── Stored data
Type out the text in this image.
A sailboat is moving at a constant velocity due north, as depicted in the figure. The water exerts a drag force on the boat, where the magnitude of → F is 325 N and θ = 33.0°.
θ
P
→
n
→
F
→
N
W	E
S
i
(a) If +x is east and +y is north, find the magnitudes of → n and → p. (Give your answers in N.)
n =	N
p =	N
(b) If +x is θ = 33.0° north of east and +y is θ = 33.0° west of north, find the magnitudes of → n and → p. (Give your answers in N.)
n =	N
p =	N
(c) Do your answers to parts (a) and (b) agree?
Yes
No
────
Reproduce the listing shown above in its entirety, exactly.

Type out the text in this image.
A sailboat is moving at a constant velocity due north, as depicted in the figure. The water exerts a drag force on the boat, where the magnitude of → F is 325 N and θ = 33.0°.
θ
P
→
n
→
F
→
N
W	E
S
i
(a) If +x is east and +y is north, find the magnitudes of → n and → p. (Give your answers in N.)
n =	N
p =	N
(b) If +x is θ = 33.0° north of east and +y is θ = 33.0° west of north, find the magnitudes of → n and → p. (Give your answers in N.)
n =	N
p =	N
(c) Do your answers to parts (a) and (b) agree?
Yes
No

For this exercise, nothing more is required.